### What is asked
Leave the pictures out. Return all other data exactly.

[Begin Records to use]

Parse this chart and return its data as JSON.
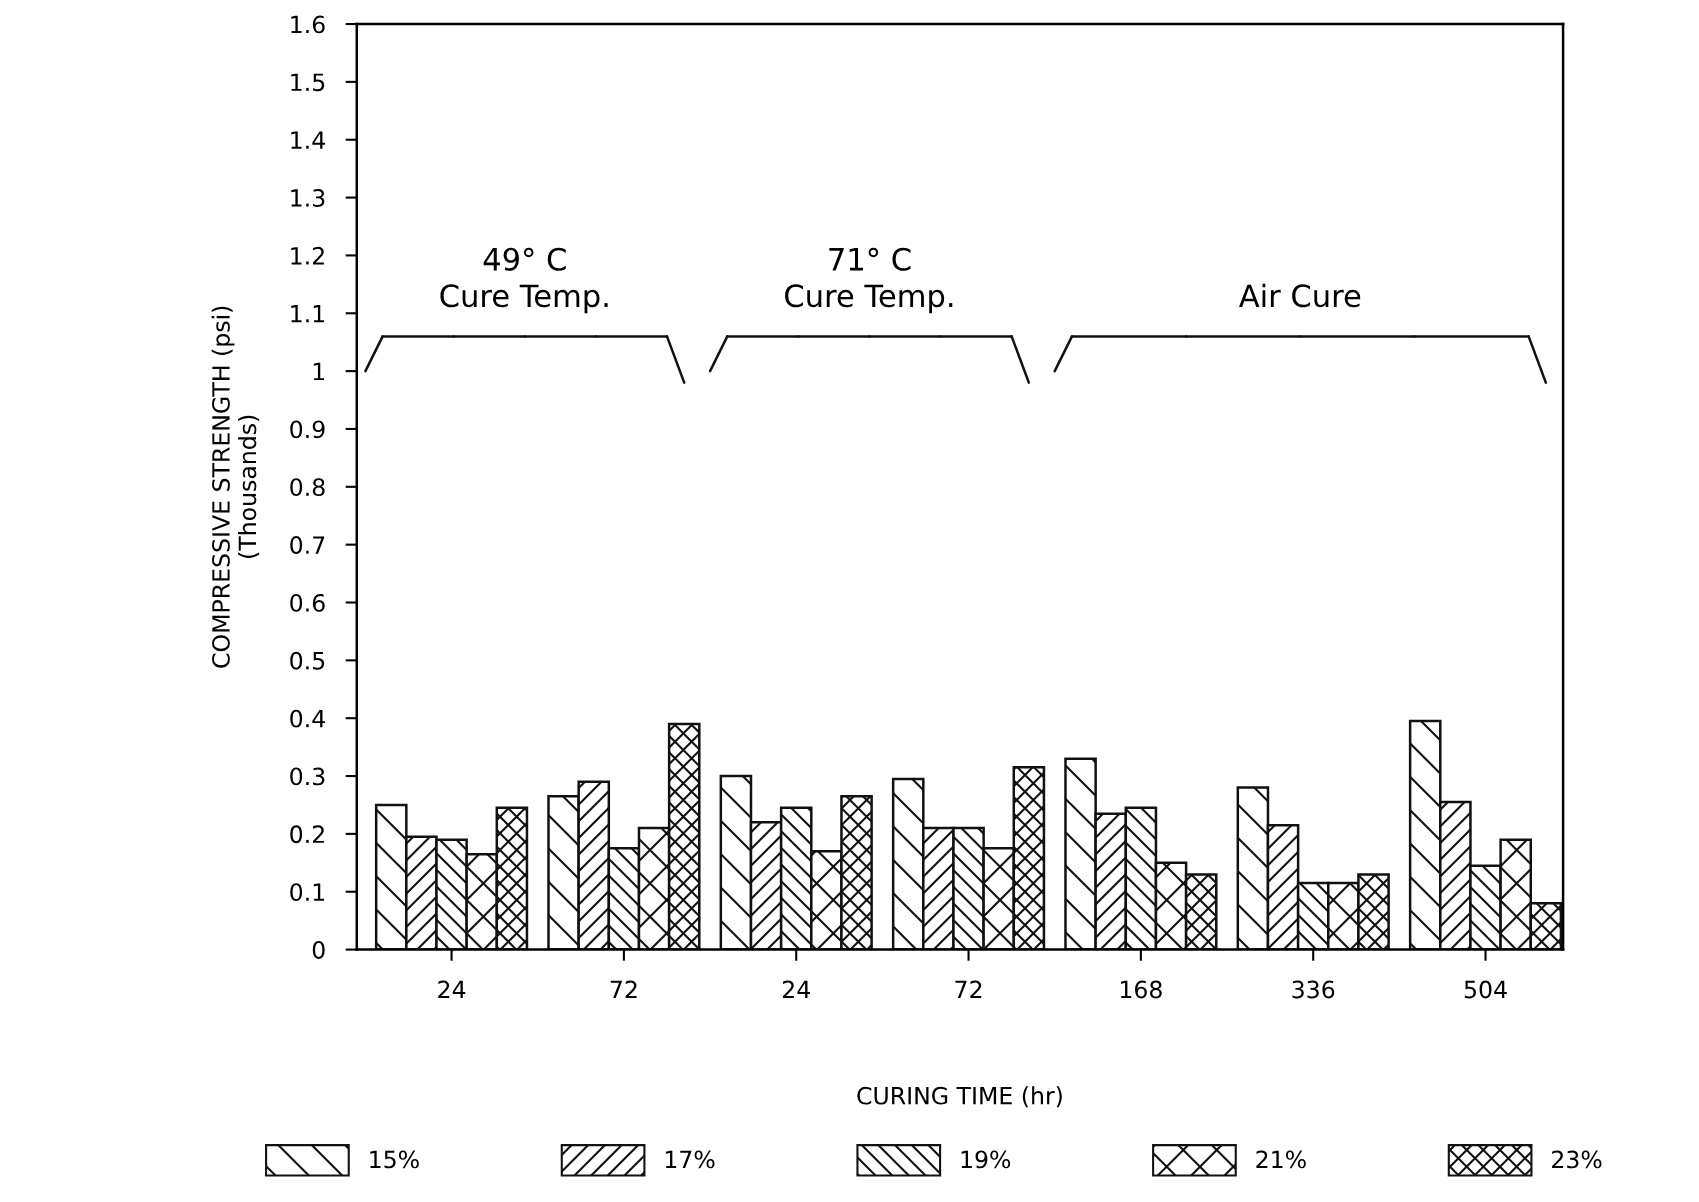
{
  "chart_data": {
    "type": "bar",
    "xlabel": "CURING TIME (hr)",
    "ylabel": "COMPRESSIVE STRENGTH (psi)\n(Thousands)",
    "categories": [
      "24",
      "72",
      "24",
      "72",
      "168",
      "336",
      "504"
    ],
    "series": [
      {
        "name": "15%",
        "color": "#111111",
        "values": [
          0.25,
          0.265,
          0.3,
          0.295,
          0.33,
          0.28,
          0.395
        ]
      },
      {
        "name": "17%",
        "color": "#111111",
        "values": [
          0.195,
          0.29,
          0.22,
          0.21,
          0.235,
          0.215,
          0.255
        ]
      },
      {
        "name": "19%",
        "color": "#111111",
        "values": [
          0.19,
          0.175,
          0.245,
          0.21,
          0.245,
          0.115,
          0.145
        ]
      },
      {
        "name": "21%",
        "color": "#111111",
        "values": [
          0.165,
          0.21,
          0.17,
          0.175,
          0.15,
          0.115,
          0.19
        ]
      },
      {
        "name": "23%",
        "color": "#111111",
        "values": [
          0.245,
          0.39,
          0.265,
          0.315,
          0.13,
          0.13,
          0.08
        ]
      }
    ],
    "ylim": [
      0,
      1.6
    ],
    "yticks": [
      0,
      0.1,
      0.2,
      0.3,
      0.4,
      0.5,
      0.6,
      0.7,
      0.8,
      0.9,
      1,
      1.1,
      1.2,
      1.3,
      1.4,
      1.5,
      1.6
    ],
    "annotations": [
      "49° C\nCure Temp.",
      "71° C\nCure Temp.",
      "Air Cure"
    ],
    "grid": false,
    "legend": "bottom"
  }
}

[End Records to use]

### Answer
Parse this chart and return its data as JSON.
{
  "chart_data": {
    "type": "bar",
    "xlabel": "CURING TIME (hr)",
    "ylabel": "COMPRESSIVE STRENGTH (psi)\n(Thousands)",
    "categories": [
      "24",
      "72",
      "24",
      "72",
      "168",
      "336",
      "504"
    ],
    "series": [
      {
        "name": "15%",
        "color": "#111111",
        "values": [
          0.25,
          0.265,
          0.3,
          0.295,
          0.33,
          0.28,
          0.395
        ]
      },
      {
        "name": "17%",
        "color": "#111111",
        "values": [
          0.195,
          0.29,
          0.22,
          0.21,
          0.235,
          0.215,
          0.255
        ]
      },
      {
        "name": "19%",
        "color": "#111111",
        "values": [
          0.19,
          0.175,
          0.245,
          0.21,
          0.245,
          0.115,
          0.145
        ]
      },
      {
        "name": "21%",
        "color": "#111111",
        "values": [
          0.165,
          0.21,
          0.17,
          0.175,
          0.15,
          0.115,
          0.19
        ]
      },
      {
        "name": "23%",
        "color": "#111111",
        "values": [
          0.245,
          0.39,
          0.265,
          0.315,
          0.13,
          0.13,
          0.08
        ]
      }
    ],
    "ylim": [
      0,
      1.6
    ],
    "yticks": [
      0,
      0.1,
      0.2,
      0.3,
      0.4,
      0.5,
      0.6,
      0.7,
      0.8,
      0.9,
      1,
      1.1,
      1.2,
      1.3,
      1.4,
      1.5,
      1.6
    ],
    "annotations": [
      "49° C\nCure Temp.",
      "71° C\nCure Temp.",
      "Air Cure"
    ],
    "grid": false,
    "legend": "bottom"
  }
}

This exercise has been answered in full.